■ **Work required**
Please switch "square-bullet-icon" to "bullet-marker" in the lines from the one containing "slide: Interactive Visual" through the end of the material, both ends included, and return those lines with nothing else changed.
++++ Data shown ++++
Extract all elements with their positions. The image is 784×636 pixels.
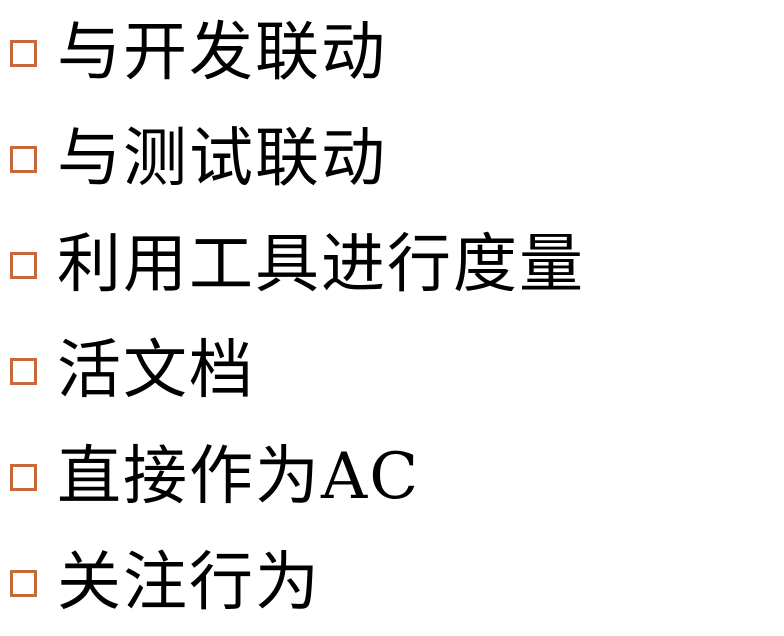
square-bullet-icon [10,39,37,67]
bullet-item: 直接作为AC [10,424,585,530]
slide: 与开发联动 与测试联动 利用工具进行度量 活文档 直接作为AC 关注行为 [0,0,784,634]
bullet-item: 关注行为 [10,530,585,636]
square-bullet-icon [10,251,37,279]
bullet-text: 与开发联动 [57,16,387,90]
square-bullet-icon [10,463,37,491]
bullet-text: 关注行为 [57,546,321,620]
bullet-list: 与开发联动 与测试联动 利用工具进行度量 活文档 直接作为AC 关注行为 [10,0,585,636]
square-bullet-icon [10,145,37,173]
bullet-item: 活文档 [10,318,585,424]
bullet-text: 活文档 [57,334,255,408]
square-bullet-icon [10,357,37,385]
bullet-item: 与开发联动 [10,0,585,106]
bullet-text: 直接作为AC [57,440,421,514]
square-bullet-icon [10,569,37,597]
bullet-text: 与测试联动 [57,122,387,196]
bullet-item: 利用工具进行度量 [10,212,585,318]
bullet-text: 利用工具进行度量 [57,228,585,302]
bullet-item: 与测试联动 [10,106,585,212]
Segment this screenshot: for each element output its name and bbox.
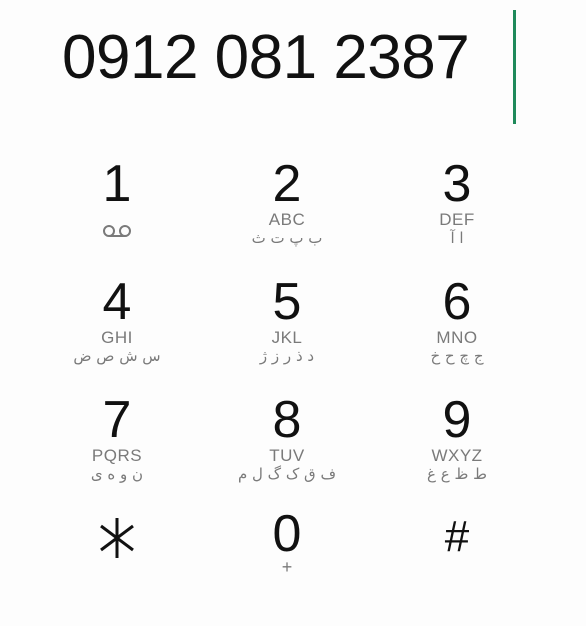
key-digit: 0 — [272, 505, 302, 563]
key-persian-letters: ا آ — [450, 229, 464, 247]
key-letters: DEF — [439, 210, 475, 229]
key-digit: 1 — [102, 155, 132, 213]
number-display[interactable]: 0912 081 2387 — [0, 0, 586, 130]
key-hash[interactable]: # — [382, 508, 532, 626]
key-letters: JKL — [271, 328, 303, 347]
key-persian-letters: ن و ه ی — [90, 465, 144, 483]
key-digit: 7 — [102, 391, 132, 449]
key-letters: GHI — [101, 328, 133, 347]
key-digit: 2 — [272, 155, 302, 213]
key-plus-label: + — [281, 557, 293, 577]
key-1[interactable]: 1 — [42, 158, 192, 276]
key-digit: 9 — [442, 391, 472, 449]
key-7[interactable]: 7 PQRS ن و ه ی — [42, 394, 192, 512]
key-digit: 5 — [272, 273, 302, 331]
key-persian-letters: س ش ص ض — [73, 347, 161, 365]
key-letters: PQRS — [91, 446, 143, 465]
key-persian-letters: د ذ ر ز ژ — [259, 347, 315, 365]
key-letters: MNO — [436, 328, 478, 347]
asterisk-icon — [100, 518, 134, 558]
key-0[interactable]: 0 + — [212, 508, 362, 626]
key-star[interactable] — [42, 508, 192, 626]
key-persian-letters: ب پ ت ث — [251, 229, 323, 247]
key-digit: 4 — [102, 273, 132, 331]
key-digit: 6 — [442, 273, 472, 331]
key-4[interactable]: 4 GHI س ش ص ض — [42, 276, 192, 394]
key-digit: 8 — [272, 391, 302, 449]
text-cursor — [513, 10, 516, 124]
key-9[interactable]: 9 WXYZ ط ظ ع غ — [382, 394, 532, 512]
key-letters: ABC — [268, 210, 306, 229]
dialed-number[interactable]: 0912 081 2387 — [62, 22, 470, 94]
key-digit: 3 — [442, 155, 472, 213]
key-persian-letters: ط ظ ع غ — [427, 465, 487, 483]
voicemail-icon — [103, 225, 131, 237]
key-2[interactable]: 2 ABC ب پ ت ث — [212, 158, 362, 276]
key-letters: WXYZ — [431, 446, 483, 465]
key-5[interactable]: 5 JKL د ذ ر ز ژ — [212, 276, 362, 394]
key-persian-letters: ج چ ح خ — [430, 347, 484, 365]
key-digit: # — [444, 512, 470, 561]
key-8[interactable]: 8 TUV ف ق ک گ ل م — [212, 394, 362, 512]
key-6[interactable]: 6 MNO ج چ ح خ — [382, 276, 532, 394]
key-3[interactable]: 3 DEF ا آ — [382, 158, 532, 276]
key-persian-letters: ف ق ک گ ل م — [237, 465, 337, 483]
key-letters: TUV — [269, 446, 305, 465]
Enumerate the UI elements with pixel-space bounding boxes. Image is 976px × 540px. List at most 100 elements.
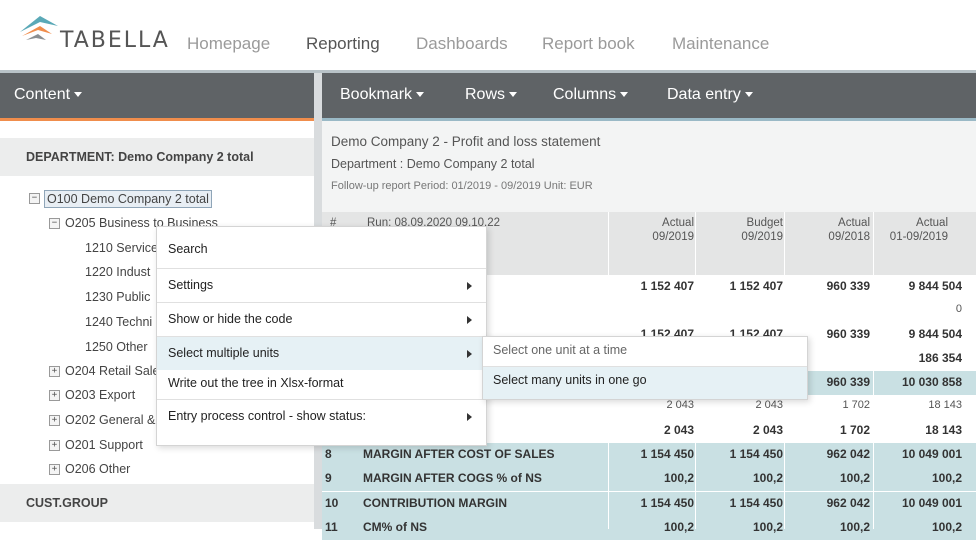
collapse-toggle-icon[interactable]: − bbox=[49, 218, 60, 229]
chevron-down-icon bbox=[509, 92, 518, 98]
tabella-logo[interactable]: TABELLA bbox=[18, 14, 168, 58]
table-cell[interactable]: 10 030 858 bbox=[874, 375, 962, 389]
menu-item-settings[interactable]: Settings bbox=[157, 268, 486, 302]
menu-item-show-hide-code[interactable]: Show or hide the code bbox=[157, 302, 486, 336]
tree-item-1220[interactable]: 1220 Indust bbox=[85, 265, 150, 279]
table-cell[interactable]: 1 154 450 bbox=[696, 447, 783, 461]
col-header-line1[interactable]: Actual bbox=[872, 216, 948, 230]
table-cell[interactable]: 1 702 bbox=[785, 399, 870, 411]
expand-toggle-icon[interactable]: + bbox=[49, 464, 60, 475]
data-entry-label: Data entry bbox=[667, 86, 741, 103]
table-cell[interactable]: 100,2 bbox=[696, 520, 783, 534]
table-cell[interactable]: 100,2 bbox=[785, 471, 870, 485]
data-entry-menu-button[interactable]: Data entry bbox=[667, 86, 753, 104]
table-cell[interactable]: 18 143 bbox=[874, 399, 962, 411]
report-title: Demo Company 2 - Profit and loss stateme… bbox=[331, 134, 601, 149]
col-header-line1[interactable]: Actual bbox=[785, 216, 870, 230]
table-cell[interactable]: 1 152 407 bbox=[696, 279, 783, 293]
table-cell[interactable]: 1 702 bbox=[785, 423, 870, 437]
bookmark-menu-button[interactable]: Bookmark bbox=[340, 86, 425, 104]
chevron-right-icon bbox=[467, 350, 472, 358]
table-cell[interactable]: 186 354 bbox=[874, 351, 962, 365]
bookmark-label: Bookmark bbox=[340, 86, 413, 103]
table-row[interactable]: 8 MARGIN AFTER COST OF SALES 1 154 450 1 15… bbox=[322, 443, 976, 467]
expand-toggle-icon[interactable]: + bbox=[49, 390, 60, 401]
menu-item-search[interactable]: Search bbox=[157, 233, 486, 266]
table-cell[interactable]: 960 339 bbox=[785, 279, 870, 293]
submenu-item-one-unit[interactable]: Select one unit at a time bbox=[483, 337, 807, 367]
table-cell[interactable]: 2 043 bbox=[609, 399, 694, 411]
col-header-line1[interactable]: Budget bbox=[696, 216, 783, 230]
tree-item-o201[interactable]: O201 Support bbox=[65, 438, 143, 452]
tree-item-1240[interactable]: 1240 Techni bbox=[85, 315, 152, 329]
col-header-line2: 09/2018 bbox=[828, 231, 870, 243]
collapse-toggle-icon[interactable]: − bbox=[29, 193, 40, 204]
rows-menu-button[interactable]: Rows bbox=[465, 86, 518, 104]
content-label: Content bbox=[14, 86, 71, 103]
chevron-down-icon bbox=[620, 92, 629, 98]
table-cell[interactable]: 100,2 bbox=[874, 520, 962, 534]
col-header-line2: 01-09/2019 bbox=[889, 231, 948, 243]
table-cell[interactable]: 9 844 504 bbox=[874, 279, 962, 293]
table-cell[interactable]: 2 043 bbox=[609, 423, 694, 437]
table-cell[interactable]: 9 844 504 bbox=[874, 327, 962, 341]
chevron-right-icon bbox=[467, 413, 472, 421]
department-heading[interactable]: DEPARTMENT: Demo Company 2 total bbox=[0, 138, 314, 176]
submenu-item-many-units[interactable]: Select many units in one go bbox=[483, 366, 807, 399]
tree-item-o206[interactable]: O206 Other bbox=[65, 462, 130, 476]
table-row[interactable]: 10 CONTRIBUTION MARGIN 1 154 450 1 154 450 9… bbox=[322, 492, 976, 516]
left-toolbar: Content bbox=[0, 73, 314, 121]
tree-item-1230[interactable]: 1230 Public bbox=[85, 290, 150, 304]
menu-item-label: Search bbox=[168, 242, 208, 256]
table-cell[interactable]: 962 042 bbox=[785, 447, 870, 461]
table-cell[interactable]: 18 143 bbox=[874, 423, 962, 437]
table-cell[interactable]: 100,2 bbox=[874, 471, 962, 485]
content-menu-button[interactable]: Content bbox=[14, 86, 83, 104]
table-cell[interactable]: 100,2 bbox=[609, 520, 694, 534]
tree-item-o204[interactable]: O204 Retail Sale bbox=[65, 364, 160, 378]
table-cell[interactable]: 1 154 450 bbox=[696, 496, 783, 510]
tree-item-o100[interactable]: O100 Demo Company 2 total bbox=[44, 190, 212, 208]
table-cell[interactable]: 100,2 bbox=[696, 471, 783, 485]
expand-toggle-icon[interactable]: + bbox=[49, 415, 60, 426]
table-row[interactable]: 9 MARGIN AFTER COGS % of NS 100,2 100,2 100,… bbox=[322, 467, 976, 491]
table-row[interactable]: 11 CM% of NS 100,2 100,2 100,2 100,2 bbox=[322, 516, 976, 540]
table-cell[interactable]: 100,2 bbox=[609, 471, 694, 485]
tree-item-o202[interactable]: O202 General & bbox=[65, 413, 155, 427]
menu-item-label: Write out the tree in Xlsx-format bbox=[168, 376, 344, 390]
cust-group-heading-label: CUST.GROUP bbox=[26, 496, 108, 510]
table-cell[interactable]: 1 154 450 bbox=[609, 447, 694, 461]
table-cell[interactable]: 100,2 bbox=[785, 520, 870, 534]
table-cell[interactable]: 962 042 bbox=[785, 496, 870, 510]
col-header-line1[interactable]: Actual bbox=[609, 216, 694, 230]
table-cell[interactable]: 0 bbox=[874, 303, 962, 315]
table-cell[interactable]: 1 152 407 bbox=[609, 279, 694, 293]
row-number: 10 bbox=[325, 496, 339, 510]
expand-toggle-icon[interactable]: + bbox=[49, 440, 60, 451]
columns-menu-button[interactable]: Columns bbox=[553, 86, 629, 104]
table-cell[interactable]: 10 049 001 bbox=[874, 447, 962, 461]
tree-item-1210[interactable]: 1210 Service bbox=[85, 241, 158, 255]
nav-report-book[interactable]: Report book bbox=[542, 34, 635, 54]
chevron-down-icon bbox=[744, 92, 753, 98]
nav-maintenance[interactable]: Maintenance bbox=[672, 34, 769, 54]
menu-item-label: Show or hide the code bbox=[168, 312, 293, 326]
nav-homepage[interactable]: Homepage bbox=[187, 34, 270, 54]
column-divider bbox=[873, 212, 874, 529]
menu-item-write-xlsx[interactable]: Write out the tree in Xlsx-format bbox=[157, 367, 486, 400]
row-label: MARGIN AFTER COST OF SALES bbox=[363, 447, 555, 461]
menu-item-label: Settings bbox=[168, 278, 214, 292]
menu-item-entry-process-control[interactable]: Entry process control - show status: bbox=[157, 399, 486, 433]
nav-dashboards[interactable]: Dashboards bbox=[416, 34, 508, 54]
expand-toggle-icon[interactable]: + bbox=[49, 366, 60, 377]
table-cell[interactable]: 10 049 001 bbox=[874, 496, 962, 510]
cust-group-heading[interactable]: CUST.GROUP bbox=[0, 484, 314, 522]
table-cell[interactable]: 1 154 450 bbox=[609, 496, 694, 510]
table-cell[interactable]: 2 043 bbox=[696, 423, 783, 437]
tree-item-o203[interactable]: O203 Export bbox=[65, 388, 135, 402]
tree-item-1250[interactable]: 1250 Other bbox=[85, 340, 148, 354]
table-cell[interactable]: 2 043 bbox=[696, 399, 783, 411]
nav-reporting[interactable]: Reporting bbox=[306, 34, 380, 54]
menu-item-select-multiple-units[interactable]: Select multiple units bbox=[157, 336, 486, 370]
logo-mark-icon bbox=[20, 16, 58, 40]
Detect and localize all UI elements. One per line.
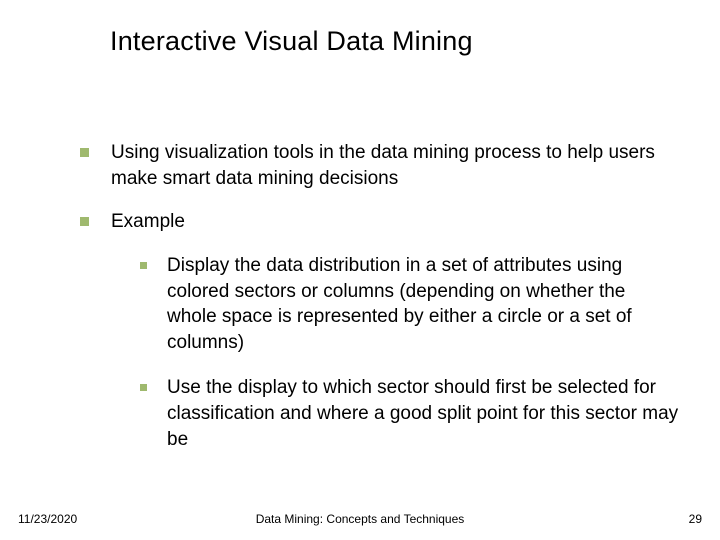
slide: Interactive Visual Data Mining Using vis… [0,0,720,540]
square-bullet-icon [140,262,147,269]
slide-body: Using visualization tools in the data mi… [80,140,680,472]
footer-page-number: 29 [689,512,702,526]
bullet-item: Using visualization tools in the data mi… [80,140,680,191]
sub-bullet-text: Display the data distribution in a set o… [167,253,680,356]
sub-bullet-item: Display the data distribution in a set o… [140,253,680,356]
footer-title: Data Mining: Concepts and Techniques [0,512,720,526]
bullet-item: Example [80,209,680,235]
bullet-text: Using visualization tools in the data mi… [111,140,680,191]
sub-bullet-item: Use the display to which sector should f… [140,375,680,452]
square-bullet-icon [80,217,89,226]
sub-bullet-text: Use the display to which sector should f… [167,375,680,452]
sub-bullet-group: Display the data distribution in a set o… [140,253,680,452]
square-bullet-icon [80,148,89,157]
slide-title: Interactive Visual Data Mining [110,26,473,57]
bullet-text: Example [111,209,185,235]
square-bullet-icon [140,384,147,391]
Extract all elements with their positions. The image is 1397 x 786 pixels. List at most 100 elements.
++++
■ **Output below**
slide: Interactive Visual Data Mining Using vis… [0,0,720,540]
bullet-marker [140,262,147,269]
slide-body: Using visualization tools in the data mi… [80,140,680,472]
footer-page-number: 29 [689,512,702,526]
bullet-item: Using visualization tools in the data mi… [80,140,680,191]
sub-bullet-text: Display the data distribution in a set o… [167,253,680,356]
sub-bullet-item: Display the data distribution in a set o… [140,253,680,356]
footer-title: Data Mining: Concepts and Techniques [0,512,720,526]
bullet-item: Example [80,209,680,235]
bullet-text: Using visualization tools in the data mi… [111,140,680,191]
sub-bullet-item: Use the display to which sector should f… [140,375,680,452]
bullet-marker [80,217,89,226]
sub-bullet-text: Use the display to which sector should f… [167,375,680,452]
sub-bullet-group: Display the data distribution in a set o… [140,253,680,452]
bullet-marker [80,148,89,157]
slide-title: Interactive Visual Data Mining [110,26,473,57]
bullet-text: Example [111,209,185,235]
bullet-marker [140,384,147,391]
Extract all elements with their positions. The image is 1397 x 786 pixels. List at most 100 elements.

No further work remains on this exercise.